Copy, from the entries below, each line where the word "color" can be found.

[Entries with figure data]
━━━━━━━━
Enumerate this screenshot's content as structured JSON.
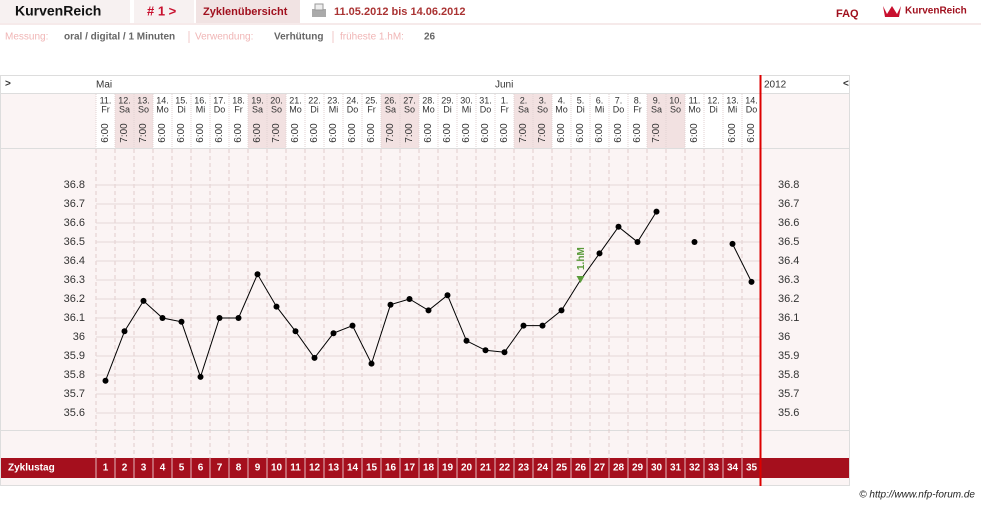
{
  "header": {
    "logo": "KurvenReich",
    "cycle": "# 1 >",
    "tab": "Zyklenübersicht",
    "range": "11.05.2012 bis 14.06.2012",
    "faq": "FAQ",
    "brand": "KurvenReich"
  },
  "info": {
    "measurement_label": "Messung:",
    "measurement": "oral / digital / 1 Minuten",
    "usage_label": "Verwendung:",
    "usage": "Verhütung",
    "first_hm_label": "früheste 1.hM:",
    "first_hm": 26
  },
  "footer": "© http://www.nfp-forum.de",
  "chart_data": {
    "type": "line",
    "nav_prev": ">",
    "nav_next": "<",
    "year": "2012",
    "months": [
      "Mai",
      "Juni"
    ],
    "days": [
      "11.",
      "12.",
      "13.",
      "14.",
      "15.",
      "16.",
      "17.",
      "18.",
      "19.",
      "20.",
      "21.",
      "22.",
      "23.",
      "24.",
      "25.",
      "26.",
      "27.",
      "28.",
      "29.",
      "30.",
      "31.",
      "1.",
      "2.",
      "3.",
      "4.",
      "5.",
      "6.",
      "7.",
      "8.",
      "9.",
      "10.",
      "11.",
      "12.",
      "13.",
      "14."
    ],
    "weekdays": [
      "Fr",
      "Sa",
      "So",
      "Mo",
      "Di",
      "Mi",
      "Do",
      "Fr",
      "Sa",
      "So",
      "Mo",
      "Di",
      "Mi",
      "Do",
      "Fr",
      "Sa",
      "So",
      "Mo",
      "Di",
      "Mi",
      "Do",
      "Fr",
      "Sa",
      "So",
      "Mo",
      "Di",
      "Mi",
      "Do",
      "Fr",
      "Sa",
      "So",
      "Mo",
      "Di",
      "Mi",
      "Do"
    ],
    "times": [
      "6:00",
      "7:00",
      "7:00",
      "6:00",
      "6:00",
      "6:00",
      "6:00",
      "6:00",
      "6:00",
      "7:00",
      "6:00",
      "6:00",
      "6:00",
      "6:00",
      "6:00",
      "7:00",
      "7:00",
      "6:00",
      "6:00",
      "6:00",
      "6:00",
      "6:00",
      "7:00",
      "7:00",
      "6:00",
      "6:00",
      "6:00",
      "6:00",
      "6:00",
      "7:00",
      null,
      "6:00",
      null,
      "6:00",
      "6:00"
    ],
    "x_label": "Zyklustag",
    "x": [
      1,
      2,
      3,
      4,
      5,
      6,
      7,
      8,
      9,
      10,
      11,
      12,
      13,
      14,
      15,
      16,
      17,
      18,
      19,
      20,
      21,
      22,
      23,
      24,
      25,
      26,
      27,
      28,
      29,
      30,
      31,
      32,
      33,
      34,
      35
    ],
    "xlim": [
      0.5,
      35.5
    ],
    "series": [
      {
        "color": "#000000",
        "values": [
          35.77,
          36.03,
          36.19,
          36.1,
          36.08,
          35.79,
          36.1,
          36.1,
          36.33,
          36.16,
          36.03,
          35.89,
          36.02,
          36.06,
          35.86,
          36.17,
          36.2,
          36.14,
          36.22,
          35.98,
          35.93,
          35.92,
          36.06,
          36.06,
          36.14,
          36.3,
          36.44,
          36.58,
          36.5,
          36.66,
          null,
          36.5,
          null,
          36.49,
          36.29
        ]
      }
    ],
    "ylim": [
      35.5,
      37.0
    ],
    "yticks": [
      35.6,
      35.7,
      35.8,
      35.9,
      36,
      36.1,
      36.2,
      36.3,
      36.4,
      36.5,
      36.6,
      36.7,
      36.8
    ],
    "grid": true,
    "annotations": [
      {
        "text": "1.hM",
        "x": 26,
        "color": "#5a9a3a"
      }
    ]
  }
}
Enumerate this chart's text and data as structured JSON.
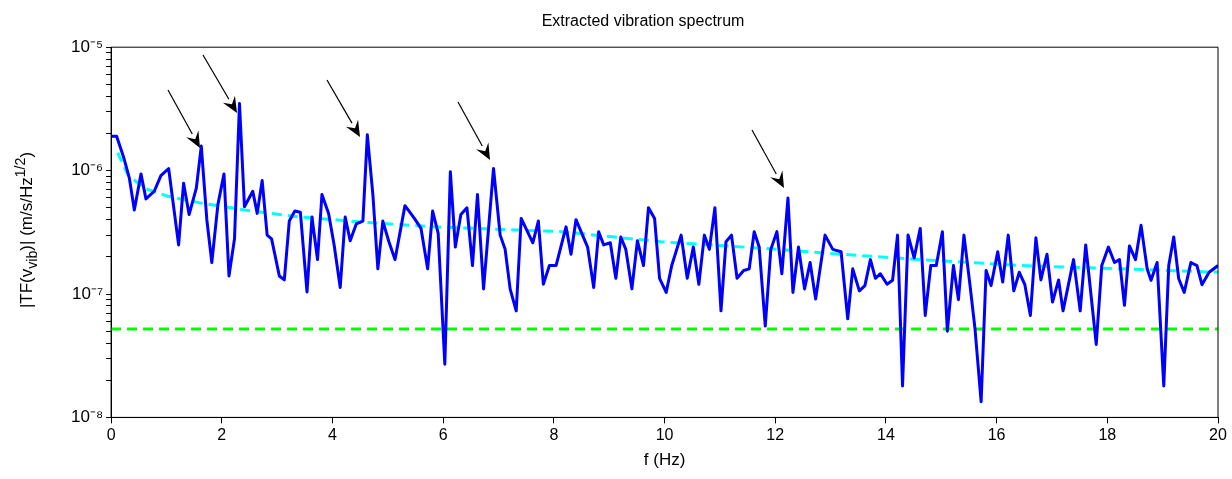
{
  "chart_data": {
    "type": "line",
    "title": "Extracted vibration spectrum",
    "xlabel": "f (Hz)",
    "ylabel": "|TF(v$_{vib}$)| (m/s/Hz$^{1/2}$)",
    "log": "y",
    "grid": false,
    "legend": false,
    "marker": "none",
    "xlim": [
      0,
      20
    ],
    "xticks": [
      0,
      2,
      4,
      6,
      8,
      10,
      12,
      14,
      16,
      18,
      20
    ],
    "ylim": [
      1e-08,
      1e-05
    ],
    "yticks": [
      {
        "value": 1e-08,
        "label": "10⁻⁸"
      },
      {
        "value": 2e-08,
        "label": null
      },
      {
        "value": 3e-08,
        "label": null
      },
      {
        "value": 4e-08,
        "label": null
      },
      {
        "value": 5e-08,
        "label": null
      },
      {
        "value": 6e-08,
        "label": null
      },
      {
        "value": 7e-08,
        "label": null
      },
      {
        "value": 8e-08,
        "label": null
      },
      {
        "value": 9e-08,
        "label": null
      },
      {
        "value": 1e-07,
        "label": "10⁻⁷"
      },
      {
        "value": 2e-07,
        "label": null
      },
      {
        "value": 3e-07,
        "label": null
      },
      {
        "value": 4e-07,
        "label": null
      },
      {
        "value": 5e-07,
        "label": null
      },
      {
        "value": 6e-07,
        "label": null
      },
      {
        "value": 7e-07,
        "label": null
      },
      {
        "value": 8e-07,
        "label": null
      },
      {
        "value": 9e-07,
        "label": null
      },
      {
        "value": 1e-06,
        "label": "10⁻⁶"
      },
      {
        "value": 2e-06,
        "label": null
      },
      {
        "value": 3e-06,
        "label": null
      },
      {
        "value": 4e-06,
        "label": null
      },
      {
        "value": 5e-06,
        "label": null
      },
      {
        "value": 6e-06,
        "label": null
      },
      {
        "value": 7e-06,
        "label": null
      },
      {
        "value": 8e-06,
        "label": null
      },
      {
        "value": 9e-06,
        "label": null
      },
      {
        "value": 1e-05,
        "label": "10⁻⁵"
      }
    ],
    "ref_lines": [
      {
        "axis": "y",
        "value": 5.2e-08,
        "color": "#00ff00",
        "line_style": "dashed"
      }
    ],
    "series": [
      {
        "color": "#0000ff",
        "line_style": "solid",
        "x": [
          0,
          0.1,
          0.23,
          0.33,
          0.42,
          0.54,
          0.63,
          0.78,
          0.9,
          1.04,
          1.22,
          1.31,
          1.41,
          1.54,
          1.63,
          1.73,
          1.82,
          1.93,
          2.04,
          2.13,
          2.23,
          2.32,
          2.41,
          2.56,
          2.64,
          2.73,
          2.82,
          2.9,
          3.04,
          3.13,
          3.22,
          3.32,
          3.42,
          3.54,
          3.63,
          3.73,
          3.81,
          3.93,
          4.03,
          4.14,
          4.23,
          4.32,
          4.43,
          4.55,
          4.63,
          4.73,
          4.82,
          4.91,
          5.02,
          5.13,
          5.31,
          5.48,
          5.6,
          5.72,
          5.81,
          5.91,
          6.03,
          6.13,
          6.22,
          6.32,
          6.43,
          6.53,
          6.62,
          6.73,
          6.91,
          7.03,
          7.12,
          7.21,
          7.32,
          7.41,
          7.62,
          7.72,
          7.81,
          7.92,
          8.04,
          8.22,
          8.31,
          8.4,
          8.61,
          8.72,
          8.81,
          8.9,
          9.02,
          9.12,
          9.21,
          9.3,
          9.41,
          9.51,
          9.62,
          9.71,
          9.82,
          9.91,
          10.03,
          10.13,
          10.3,
          10.41,
          10.52,
          10.62,
          10.72,
          10.81,
          10.91,
          11.02,
          11.11,
          11.21,
          11.31,
          11.43,
          11.53,
          11.62,
          11.71,
          11.82,
          11.92,
          12.03,
          12.12,
          12.23,
          12.32,
          12.42,
          12.53,
          12.63,
          12.73,
          12.9,
          13.04,
          13.19,
          13.31,
          13.4,
          13.52,
          13.62,
          13.72,
          13.81,
          13.9,
          14.02,
          14.12,
          14.21,
          14.3,
          14.4,
          14.51,
          14.62,
          14.71,
          14.81,
          14.91,
          15.02,
          15.11,
          15.22,
          15.31,
          15.41,
          15.52,
          15.61,
          15.72,
          15.81,
          15.9,
          16.02,
          16.11,
          16.21,
          16.31,
          16.41,
          16.51,
          16.61,
          16.71,
          16.8,
          16.91,
          17.01,
          17.12,
          17.2,
          17.39,
          17.51,
          17.61,
          17.8,
          17.9,
          18.02,
          18.13,
          18.22,
          18.31,
          18.4,
          18.51,
          18.61,
          18.72,
          18.79,
          18.9,
          19.02,
          19.11,
          19.2,
          19.29,
          19.39,
          19.51,
          19.62,
          19.71,
          19.84,
          20
        ],
        "values": [
          1.9e-06,
          1.9e-06,
          1.27e-06,
          8.7e-07,
          4.8e-07,
          9.4e-07,
          5.9e-07,
          6.8e-07,
          9.1e-07,
          1.04e-06,
          2.5e-07,
          7.9e-07,
          4.4e-07,
          7.2e-07,
          1.58e-06,
          4e-07,
          1.8e-07,
          5.3e-07,
          9.4e-07,
          1.4e-07,
          2.8e-07,
          3.5e-06,
          5.1e-07,
          6.8e-07,
          4.5e-07,
          8.3e-07,
          3e-07,
          2.8e-07,
          1.4e-07,
          1.3e-07,
          3.9e-07,
          4.7e-07,
          4.6e-07,
          1.04e-07,
          4.2e-07,
          1.9e-07,
          6.4e-07,
          4.5e-07,
          2.5e-07,
          1.13e-07,
          4.2e-07,
          2.7e-07,
          3.7e-07,
          3.9e-07,
          1.95e-06,
          6.4e-07,
          1.6e-07,
          3.9e-07,
          2.65e-07,
          1.9e-07,
          5.2e-07,
          4.1e-07,
          3.4e-07,
          1.6e-07,
          4.7e-07,
          3.1e-07,
          2.7e-08,
          9.8e-07,
          2.4e-07,
          4.4e-07,
          5e-07,
          1.7e-07,
          6.4e-07,
          1.1e-07,
          1.04e-06,
          3e-07,
          2.3e-07,
          1.1e-07,
          7.3e-08,
          4.1e-07,
          2.6e-07,
          3.9e-07,
          1.2e-07,
          1.7e-07,
          1.7e-07,
          3.5e-07,
          2.1e-07,
          4e-07,
          2.4e-07,
          1.13e-07,
          3.2e-07,
          2.5e-07,
          2.6e-07,
          1.34e-07,
          2.9e-07,
          2.3e-07,
          1.1e-07,
          2.7e-07,
          1.7e-07,
          5e-07,
          4.1e-07,
          1.34e-07,
          1.03e-07,
          1.7e-07,
          3e-07,
          1.34e-07,
          2.4e-07,
          1.2e-07,
          3e-07,
          2.3e-07,
          5e-07,
          7.3e-08,
          2.65e-07,
          3e-07,
          1.34e-07,
          1.55e-07,
          1.6e-07,
          3.2e-07,
          2.4e-07,
          5.5e-08,
          2.3e-07,
          3.2e-07,
          1.46e-07,
          6e-07,
          1.03e-07,
          2.4e-07,
          1.1e-07,
          1.8e-07,
          9.1e-08,
          3e-07,
          2.3e-07,
          2.2e-07,
          6.3e-08,
          1.6e-07,
          1.06e-07,
          1.17e-07,
          1.9e-07,
          1.34e-07,
          1.46e-07,
          1.2e-07,
          1.29e-07,
          3e-07,
          1.8e-08,
          3e-07,
          1.96e-07,
          3.4e-07,
          6.7e-08,
          1.7e-07,
          1.7e-07,
          3.2e-07,
          5e-08,
          1.7e-07,
          9e-08,
          3e-07,
          1.17e-07,
          5.2e-08,
          1.34e-08,
          1.55e-07,
          1.17e-07,
          2.2e-07,
          1.25e-07,
          3e-07,
          1.06e-07,
          1.5e-07,
          1.19e-07,
          6.7e-08,
          2.85e-07,
          1.3e-07,
          2.1e-07,
          8.6e-08,
          1.3e-07,
          7.3e-08,
          1.9e-07,
          7.3e-08,
          2.5e-07,
          3.9e-08,
          1.7e-07,
          2.4e-07,
          1.8e-07,
          1.9e-07,
          8.1e-08,
          2.45e-07,
          1.9e-07,
          3.6e-07,
          1.6e-07,
          1.29e-07,
          1.8e-07,
          1.8e-08,
          1.7e-07,
          2.9e-07,
          1.33e-07,
          1.03e-07,
          1.8e-07,
          1.7e-07,
          1.19e-07,
          1.5e-07,
          1.7e-07
        ]
      },
      {
        "color": "#00ffff",
        "line_style": "dashed",
        "x": [
          0.12,
          0.3,
          0.6,
          1.02,
          1.63,
          2.41,
          3.43,
          4.64,
          5.84,
          8.13,
          9.94,
          11.75,
          13.19,
          14.63,
          16.44,
          18.25,
          20
        ],
        "values": [
          1.4e-06,
          9.3e-07,
          7.2e-07,
          6.2e-07,
          5.45e-07,
          4.8e-07,
          4.2e-07,
          3.8e-07,
          3.5e-07,
          3.2e-07,
          2.65e-07,
          2.35e-07,
          2.1e-07,
          1.9e-07,
          1.7e-07,
          1.6e-07,
          1.5e-07
        ]
      }
    ]
  }
}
━━━━━━━━
■ Finished task
        "color": "#000000",
        "color": "#5a9a3a"
        "color": "#00ff00",
        "color": "#0000ff",
        "color": "#00ffff",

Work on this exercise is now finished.